═══ Input data
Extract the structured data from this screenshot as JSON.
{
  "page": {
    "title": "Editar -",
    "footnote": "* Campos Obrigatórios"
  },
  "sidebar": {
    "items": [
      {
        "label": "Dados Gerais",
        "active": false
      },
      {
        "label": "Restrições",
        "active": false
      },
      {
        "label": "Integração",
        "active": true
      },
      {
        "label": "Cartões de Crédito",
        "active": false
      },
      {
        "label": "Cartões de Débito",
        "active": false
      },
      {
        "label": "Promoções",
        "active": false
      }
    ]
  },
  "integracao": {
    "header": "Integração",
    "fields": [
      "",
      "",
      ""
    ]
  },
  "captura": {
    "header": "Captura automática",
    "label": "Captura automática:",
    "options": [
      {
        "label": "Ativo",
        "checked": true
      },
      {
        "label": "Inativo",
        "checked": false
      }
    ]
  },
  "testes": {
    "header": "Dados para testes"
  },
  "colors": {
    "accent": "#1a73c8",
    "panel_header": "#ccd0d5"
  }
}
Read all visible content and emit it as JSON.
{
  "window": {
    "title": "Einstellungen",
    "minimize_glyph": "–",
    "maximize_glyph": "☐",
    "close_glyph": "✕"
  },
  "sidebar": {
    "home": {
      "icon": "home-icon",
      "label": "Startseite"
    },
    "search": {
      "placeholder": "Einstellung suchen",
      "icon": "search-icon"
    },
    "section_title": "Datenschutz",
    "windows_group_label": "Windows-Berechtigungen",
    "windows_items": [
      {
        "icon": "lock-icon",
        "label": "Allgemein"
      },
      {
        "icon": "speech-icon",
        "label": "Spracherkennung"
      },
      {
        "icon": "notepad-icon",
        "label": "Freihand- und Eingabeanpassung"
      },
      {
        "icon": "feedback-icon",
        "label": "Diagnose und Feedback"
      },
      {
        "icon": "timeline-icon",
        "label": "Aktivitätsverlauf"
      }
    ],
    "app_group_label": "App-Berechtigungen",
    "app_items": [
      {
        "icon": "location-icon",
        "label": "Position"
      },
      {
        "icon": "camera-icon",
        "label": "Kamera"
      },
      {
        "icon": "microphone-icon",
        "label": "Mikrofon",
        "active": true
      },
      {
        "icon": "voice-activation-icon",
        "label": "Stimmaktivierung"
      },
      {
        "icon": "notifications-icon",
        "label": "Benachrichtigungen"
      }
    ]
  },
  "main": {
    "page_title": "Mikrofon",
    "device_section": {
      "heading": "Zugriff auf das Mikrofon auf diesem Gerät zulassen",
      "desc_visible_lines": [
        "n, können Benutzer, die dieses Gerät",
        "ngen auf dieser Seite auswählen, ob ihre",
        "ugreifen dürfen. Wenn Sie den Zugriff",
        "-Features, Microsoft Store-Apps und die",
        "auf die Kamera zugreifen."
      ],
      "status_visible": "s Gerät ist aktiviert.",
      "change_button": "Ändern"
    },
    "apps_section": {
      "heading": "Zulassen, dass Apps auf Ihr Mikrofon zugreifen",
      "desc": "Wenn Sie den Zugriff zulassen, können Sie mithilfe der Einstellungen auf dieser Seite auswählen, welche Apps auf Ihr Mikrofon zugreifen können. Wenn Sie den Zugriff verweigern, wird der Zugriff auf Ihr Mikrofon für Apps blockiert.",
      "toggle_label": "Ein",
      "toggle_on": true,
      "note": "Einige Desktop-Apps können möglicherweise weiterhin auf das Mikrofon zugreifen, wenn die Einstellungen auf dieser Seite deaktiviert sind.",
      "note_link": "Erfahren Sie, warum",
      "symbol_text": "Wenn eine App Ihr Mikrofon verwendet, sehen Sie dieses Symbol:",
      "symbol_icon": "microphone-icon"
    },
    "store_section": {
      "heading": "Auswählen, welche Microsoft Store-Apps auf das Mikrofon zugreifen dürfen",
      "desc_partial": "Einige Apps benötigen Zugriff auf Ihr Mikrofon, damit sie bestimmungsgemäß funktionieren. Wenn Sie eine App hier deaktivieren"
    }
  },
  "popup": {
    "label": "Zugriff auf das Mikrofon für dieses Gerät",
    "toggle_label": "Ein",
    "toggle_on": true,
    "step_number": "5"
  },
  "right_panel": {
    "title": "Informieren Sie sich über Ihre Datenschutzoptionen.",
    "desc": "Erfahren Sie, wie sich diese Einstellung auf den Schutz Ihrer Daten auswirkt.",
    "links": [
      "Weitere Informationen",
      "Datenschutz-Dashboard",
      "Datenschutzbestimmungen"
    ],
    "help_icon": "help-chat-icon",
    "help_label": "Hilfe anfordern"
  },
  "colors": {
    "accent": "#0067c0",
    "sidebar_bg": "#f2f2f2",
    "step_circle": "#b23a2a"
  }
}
══════
═══ Input data
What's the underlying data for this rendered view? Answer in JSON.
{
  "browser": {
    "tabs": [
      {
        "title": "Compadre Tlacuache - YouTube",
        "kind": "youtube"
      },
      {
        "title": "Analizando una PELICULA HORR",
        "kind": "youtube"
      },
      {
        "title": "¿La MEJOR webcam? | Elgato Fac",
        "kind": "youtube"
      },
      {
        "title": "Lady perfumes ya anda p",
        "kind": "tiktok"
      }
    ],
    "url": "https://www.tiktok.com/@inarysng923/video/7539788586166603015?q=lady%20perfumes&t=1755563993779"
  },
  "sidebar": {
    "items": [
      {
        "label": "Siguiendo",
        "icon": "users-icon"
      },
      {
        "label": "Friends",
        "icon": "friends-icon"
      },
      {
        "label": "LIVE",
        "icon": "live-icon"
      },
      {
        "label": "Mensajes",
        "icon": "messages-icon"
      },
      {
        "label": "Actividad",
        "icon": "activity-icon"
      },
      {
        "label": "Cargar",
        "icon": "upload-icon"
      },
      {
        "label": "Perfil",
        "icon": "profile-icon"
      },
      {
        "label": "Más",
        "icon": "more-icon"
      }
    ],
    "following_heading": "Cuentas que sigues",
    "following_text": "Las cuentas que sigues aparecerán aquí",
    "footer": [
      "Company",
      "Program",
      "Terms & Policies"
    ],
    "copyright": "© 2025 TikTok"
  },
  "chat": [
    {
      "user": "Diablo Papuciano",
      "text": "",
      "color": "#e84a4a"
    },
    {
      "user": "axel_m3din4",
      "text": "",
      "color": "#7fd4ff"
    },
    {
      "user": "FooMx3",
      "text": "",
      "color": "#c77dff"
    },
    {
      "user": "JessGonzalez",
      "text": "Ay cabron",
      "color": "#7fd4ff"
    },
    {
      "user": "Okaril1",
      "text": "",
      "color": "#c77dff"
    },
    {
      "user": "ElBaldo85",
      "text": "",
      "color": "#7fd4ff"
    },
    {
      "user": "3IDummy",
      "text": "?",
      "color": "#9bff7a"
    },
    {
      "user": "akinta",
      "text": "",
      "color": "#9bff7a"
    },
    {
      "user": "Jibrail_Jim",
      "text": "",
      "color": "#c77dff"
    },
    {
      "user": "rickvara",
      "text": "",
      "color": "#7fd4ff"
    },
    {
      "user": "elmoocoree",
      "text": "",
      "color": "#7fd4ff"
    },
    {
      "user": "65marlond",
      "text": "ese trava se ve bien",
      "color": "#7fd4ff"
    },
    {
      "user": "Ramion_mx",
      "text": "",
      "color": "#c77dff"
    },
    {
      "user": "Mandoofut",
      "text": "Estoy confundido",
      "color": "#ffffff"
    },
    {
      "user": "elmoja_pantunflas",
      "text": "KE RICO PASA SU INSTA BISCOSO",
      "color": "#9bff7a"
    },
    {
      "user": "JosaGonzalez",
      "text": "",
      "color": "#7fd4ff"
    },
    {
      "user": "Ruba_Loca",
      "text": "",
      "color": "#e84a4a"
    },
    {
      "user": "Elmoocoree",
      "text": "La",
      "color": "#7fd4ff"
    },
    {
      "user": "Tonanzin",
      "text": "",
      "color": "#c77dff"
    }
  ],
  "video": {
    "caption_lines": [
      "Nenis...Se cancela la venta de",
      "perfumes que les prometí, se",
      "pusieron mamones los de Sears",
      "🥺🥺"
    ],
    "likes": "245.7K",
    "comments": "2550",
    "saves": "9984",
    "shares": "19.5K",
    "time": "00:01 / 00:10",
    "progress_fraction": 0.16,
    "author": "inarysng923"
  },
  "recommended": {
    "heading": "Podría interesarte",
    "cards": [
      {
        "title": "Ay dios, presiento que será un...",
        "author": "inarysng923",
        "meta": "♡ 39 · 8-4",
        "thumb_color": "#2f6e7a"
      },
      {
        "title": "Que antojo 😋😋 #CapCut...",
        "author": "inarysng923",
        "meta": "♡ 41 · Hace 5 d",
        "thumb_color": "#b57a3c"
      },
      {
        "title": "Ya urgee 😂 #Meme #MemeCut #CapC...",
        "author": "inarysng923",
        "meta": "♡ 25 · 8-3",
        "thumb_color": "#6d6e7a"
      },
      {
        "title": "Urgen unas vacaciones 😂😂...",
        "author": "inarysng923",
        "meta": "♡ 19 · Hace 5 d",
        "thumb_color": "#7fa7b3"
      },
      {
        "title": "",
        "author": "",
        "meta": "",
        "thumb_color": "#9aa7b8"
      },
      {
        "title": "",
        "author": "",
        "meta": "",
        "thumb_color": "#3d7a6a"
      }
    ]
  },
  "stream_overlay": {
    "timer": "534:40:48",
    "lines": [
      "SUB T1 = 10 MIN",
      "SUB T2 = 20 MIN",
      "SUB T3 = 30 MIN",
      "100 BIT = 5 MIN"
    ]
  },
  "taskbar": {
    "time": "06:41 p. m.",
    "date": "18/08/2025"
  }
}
══════
═══ Input data
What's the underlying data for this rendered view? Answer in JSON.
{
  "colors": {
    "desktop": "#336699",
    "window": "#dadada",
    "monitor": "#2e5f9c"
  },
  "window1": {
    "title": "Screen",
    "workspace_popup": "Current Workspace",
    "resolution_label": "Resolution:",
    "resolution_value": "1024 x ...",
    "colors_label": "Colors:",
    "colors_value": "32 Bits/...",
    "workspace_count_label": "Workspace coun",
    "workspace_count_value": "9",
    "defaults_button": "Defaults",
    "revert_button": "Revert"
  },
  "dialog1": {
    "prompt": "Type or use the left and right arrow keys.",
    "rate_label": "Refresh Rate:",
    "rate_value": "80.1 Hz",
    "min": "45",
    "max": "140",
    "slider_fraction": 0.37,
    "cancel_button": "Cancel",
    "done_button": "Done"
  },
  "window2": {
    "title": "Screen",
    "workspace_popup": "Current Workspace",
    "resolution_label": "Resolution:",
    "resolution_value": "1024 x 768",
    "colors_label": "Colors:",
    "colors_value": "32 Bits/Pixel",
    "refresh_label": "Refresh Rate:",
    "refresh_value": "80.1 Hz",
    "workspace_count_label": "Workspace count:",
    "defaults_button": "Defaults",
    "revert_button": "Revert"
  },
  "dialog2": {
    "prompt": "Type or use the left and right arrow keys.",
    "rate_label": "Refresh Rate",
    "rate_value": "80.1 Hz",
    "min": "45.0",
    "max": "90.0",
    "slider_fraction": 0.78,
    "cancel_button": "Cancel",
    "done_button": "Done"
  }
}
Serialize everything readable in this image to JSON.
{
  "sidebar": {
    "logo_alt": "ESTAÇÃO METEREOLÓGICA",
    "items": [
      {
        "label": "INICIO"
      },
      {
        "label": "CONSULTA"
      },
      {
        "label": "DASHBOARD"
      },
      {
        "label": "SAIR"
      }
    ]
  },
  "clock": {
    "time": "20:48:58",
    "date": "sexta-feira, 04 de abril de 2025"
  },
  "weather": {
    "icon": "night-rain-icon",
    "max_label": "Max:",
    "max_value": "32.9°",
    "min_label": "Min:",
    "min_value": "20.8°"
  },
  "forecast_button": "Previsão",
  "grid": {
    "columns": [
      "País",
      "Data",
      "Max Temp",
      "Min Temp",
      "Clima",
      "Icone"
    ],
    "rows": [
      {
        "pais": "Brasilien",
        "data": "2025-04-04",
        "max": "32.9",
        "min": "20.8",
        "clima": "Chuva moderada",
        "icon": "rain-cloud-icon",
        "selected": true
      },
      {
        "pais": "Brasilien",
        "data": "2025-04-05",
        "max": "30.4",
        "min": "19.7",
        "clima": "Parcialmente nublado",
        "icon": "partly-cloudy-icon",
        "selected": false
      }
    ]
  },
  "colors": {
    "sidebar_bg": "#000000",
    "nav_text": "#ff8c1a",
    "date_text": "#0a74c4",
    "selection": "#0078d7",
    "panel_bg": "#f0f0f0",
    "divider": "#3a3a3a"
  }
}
══════
• _Problem to work on_
Gather and return every line that holds the string "Mikrofon".

• _Completed task_
        "label": "Mikrofon",
    "page_title": "Mikrofon",
      "heading": "Zugriff auf das Mikrofon auf diesem Gerät zulassen",
      "heading": "Zulassen, dass Apps auf Ihr Mikrofon zugreifen",
      "desc": "Wenn Sie den Zugriff zulassen, können Sie mithilfe der Einstellungen auf dieser Seite auswählen, welche Apps auf Ihr Mikrofon zugreifen können. Wenn Sie den Zugriff verweigern, wird der Zugriff auf Ihr Mikrofon für Apps blockiert.",
      "note": "Einige Desktop-Apps können möglicherweise weiterhin auf das Mikrofon zugreifen, wenn die Einstellungen auf dieser Seite deaktiviert sind.",
      "symbol_text": "Wenn eine App Ihr Mikrofon verwendet, sehen Sie dieses Symbol:",
      "heading": "Auswählen, welche Microsoft Store-Apps auf das Mikrofon zugreifen dürfen",
      "desc_partial": "Einige Apps benötigen Zugriff auf Ihr Mikrofon, damit sie bestimmungsgemäß funktionieren. Wenn Sie eine App hier deaktivieren"
    "label": "Zugriff auf das Mikrofon für dieses Gerät",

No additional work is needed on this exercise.